**INSTRUCTIONS**
(A) In the aquarium thread, what lighting did the first setup of the 29 gallon tank use?
(B) Pick up the aquarium thread where it stops and write the next post.

**TEXT BLOCK**
# Fluval 29 gallon long rimless



## Dee2010 (Mar 26, 2013)

Here's a pic of my 29 gallon planted tank through three stages. Never posted before so thought give it shot. Running quad T5s and co2, adding atomizer soon. Livestock 2 gold rams, 25 or so cardinals, couple of Plecos and cherry/fire shrimp.

Initial setup Odyssea DUAL T5HO lighting.



New light NOVA EXTREME QUAD T5s.



CURRENT LOOK. Addition of more plants and moss.


ALL PLANTS SEEN ARE AVAILABLE CHECK MY PLANT LIST IN FRESHWATER SECTION UNDER DEE's PLANT LIST.

THANKS


----------



## Jaysan (Dec 19, 2011)

Looks good!


----------



## Dee2010 (Mar 26, 2013)

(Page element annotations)
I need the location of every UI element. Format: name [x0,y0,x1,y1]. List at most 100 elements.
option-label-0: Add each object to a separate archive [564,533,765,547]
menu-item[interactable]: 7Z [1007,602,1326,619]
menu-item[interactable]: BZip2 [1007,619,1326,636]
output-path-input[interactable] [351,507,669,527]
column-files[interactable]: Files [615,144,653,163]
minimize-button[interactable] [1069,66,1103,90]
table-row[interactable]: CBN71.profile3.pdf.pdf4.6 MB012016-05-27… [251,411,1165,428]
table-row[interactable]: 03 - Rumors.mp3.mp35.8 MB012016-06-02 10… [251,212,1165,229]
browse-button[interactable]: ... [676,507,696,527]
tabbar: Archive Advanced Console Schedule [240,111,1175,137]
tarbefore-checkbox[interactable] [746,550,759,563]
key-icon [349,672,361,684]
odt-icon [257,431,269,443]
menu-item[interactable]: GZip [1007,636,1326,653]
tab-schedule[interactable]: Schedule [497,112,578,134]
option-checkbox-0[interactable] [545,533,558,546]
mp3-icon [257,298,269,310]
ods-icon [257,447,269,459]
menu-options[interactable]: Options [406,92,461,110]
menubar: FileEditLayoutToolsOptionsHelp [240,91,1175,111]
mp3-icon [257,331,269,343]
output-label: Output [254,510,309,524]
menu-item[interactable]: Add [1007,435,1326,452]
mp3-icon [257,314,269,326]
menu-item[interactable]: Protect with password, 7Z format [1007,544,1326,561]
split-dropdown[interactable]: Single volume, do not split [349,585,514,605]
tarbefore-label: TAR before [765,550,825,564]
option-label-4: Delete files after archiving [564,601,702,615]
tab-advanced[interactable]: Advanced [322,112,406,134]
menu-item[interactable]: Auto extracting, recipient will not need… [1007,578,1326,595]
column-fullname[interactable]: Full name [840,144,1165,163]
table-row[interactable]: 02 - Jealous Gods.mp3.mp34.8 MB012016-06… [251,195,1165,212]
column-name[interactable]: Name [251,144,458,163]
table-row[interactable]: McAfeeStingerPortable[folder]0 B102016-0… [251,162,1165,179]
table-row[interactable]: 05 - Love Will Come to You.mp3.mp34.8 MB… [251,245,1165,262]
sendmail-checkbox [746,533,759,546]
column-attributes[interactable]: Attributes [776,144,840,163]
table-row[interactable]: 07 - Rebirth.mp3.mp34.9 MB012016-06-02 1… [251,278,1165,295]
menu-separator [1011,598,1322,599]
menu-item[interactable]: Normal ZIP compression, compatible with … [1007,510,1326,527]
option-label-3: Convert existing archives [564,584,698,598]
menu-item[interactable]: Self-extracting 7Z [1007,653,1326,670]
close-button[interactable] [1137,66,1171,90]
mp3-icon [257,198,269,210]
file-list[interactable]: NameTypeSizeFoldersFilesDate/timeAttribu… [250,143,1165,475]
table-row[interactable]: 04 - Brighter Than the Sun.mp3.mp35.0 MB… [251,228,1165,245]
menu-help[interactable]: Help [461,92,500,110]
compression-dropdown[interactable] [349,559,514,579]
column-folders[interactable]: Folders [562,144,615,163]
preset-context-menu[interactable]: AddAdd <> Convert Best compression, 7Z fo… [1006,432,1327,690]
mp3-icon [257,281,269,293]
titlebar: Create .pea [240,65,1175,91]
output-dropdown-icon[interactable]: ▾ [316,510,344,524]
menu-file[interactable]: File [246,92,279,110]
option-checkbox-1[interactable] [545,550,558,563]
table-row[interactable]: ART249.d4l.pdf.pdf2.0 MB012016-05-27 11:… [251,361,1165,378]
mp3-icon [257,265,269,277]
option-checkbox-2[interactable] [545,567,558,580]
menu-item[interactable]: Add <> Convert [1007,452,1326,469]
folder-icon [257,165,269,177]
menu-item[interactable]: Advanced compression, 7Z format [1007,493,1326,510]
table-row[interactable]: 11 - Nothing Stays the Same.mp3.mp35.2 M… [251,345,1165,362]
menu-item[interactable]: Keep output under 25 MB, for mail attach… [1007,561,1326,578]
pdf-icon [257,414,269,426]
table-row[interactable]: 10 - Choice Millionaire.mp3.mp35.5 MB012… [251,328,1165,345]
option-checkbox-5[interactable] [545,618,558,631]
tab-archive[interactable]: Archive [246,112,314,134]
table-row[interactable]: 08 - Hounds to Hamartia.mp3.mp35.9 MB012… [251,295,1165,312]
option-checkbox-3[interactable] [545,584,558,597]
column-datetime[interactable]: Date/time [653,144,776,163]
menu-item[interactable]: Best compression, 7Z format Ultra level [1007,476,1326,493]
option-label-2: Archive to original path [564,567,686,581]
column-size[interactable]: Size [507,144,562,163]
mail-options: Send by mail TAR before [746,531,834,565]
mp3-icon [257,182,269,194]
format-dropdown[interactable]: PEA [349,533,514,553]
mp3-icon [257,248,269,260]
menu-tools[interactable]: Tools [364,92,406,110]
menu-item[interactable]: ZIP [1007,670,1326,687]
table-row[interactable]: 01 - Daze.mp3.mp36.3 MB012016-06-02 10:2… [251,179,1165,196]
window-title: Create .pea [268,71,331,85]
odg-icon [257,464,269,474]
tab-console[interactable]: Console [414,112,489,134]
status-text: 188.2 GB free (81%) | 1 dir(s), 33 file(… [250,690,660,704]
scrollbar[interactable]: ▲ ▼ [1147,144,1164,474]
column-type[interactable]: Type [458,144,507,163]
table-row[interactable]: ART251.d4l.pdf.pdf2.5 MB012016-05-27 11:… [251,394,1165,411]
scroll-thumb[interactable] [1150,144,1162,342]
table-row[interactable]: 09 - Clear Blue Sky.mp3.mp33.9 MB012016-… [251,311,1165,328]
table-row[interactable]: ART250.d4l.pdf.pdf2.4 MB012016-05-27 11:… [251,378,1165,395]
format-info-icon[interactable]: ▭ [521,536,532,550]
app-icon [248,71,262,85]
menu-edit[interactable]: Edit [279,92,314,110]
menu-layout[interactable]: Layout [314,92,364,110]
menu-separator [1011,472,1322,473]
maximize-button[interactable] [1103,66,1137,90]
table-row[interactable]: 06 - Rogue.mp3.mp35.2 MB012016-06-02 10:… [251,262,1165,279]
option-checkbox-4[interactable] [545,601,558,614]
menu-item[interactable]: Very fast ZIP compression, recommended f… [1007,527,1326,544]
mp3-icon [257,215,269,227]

**THE ANSWERS**
(A) Odyssea DUAL T5HO lighting.

(B)
Thanks jaysan, thinking about ripping out the backdrop cause it's bubbling. Don't know, what you think? Kind of given up a little when plants filled in lol could use a trim.


----------



## Reckon (Mar 6, 2013)

Great to see the evolution of the tank. Not planting your plants?

Were those Erios in the earlier pics? Or young Blyxas?


----------



## Dee2010 (Mar 26, 2013)

Thanks, those are just young blyxa japonica. Would like to pick up some erios, but got to make some room first.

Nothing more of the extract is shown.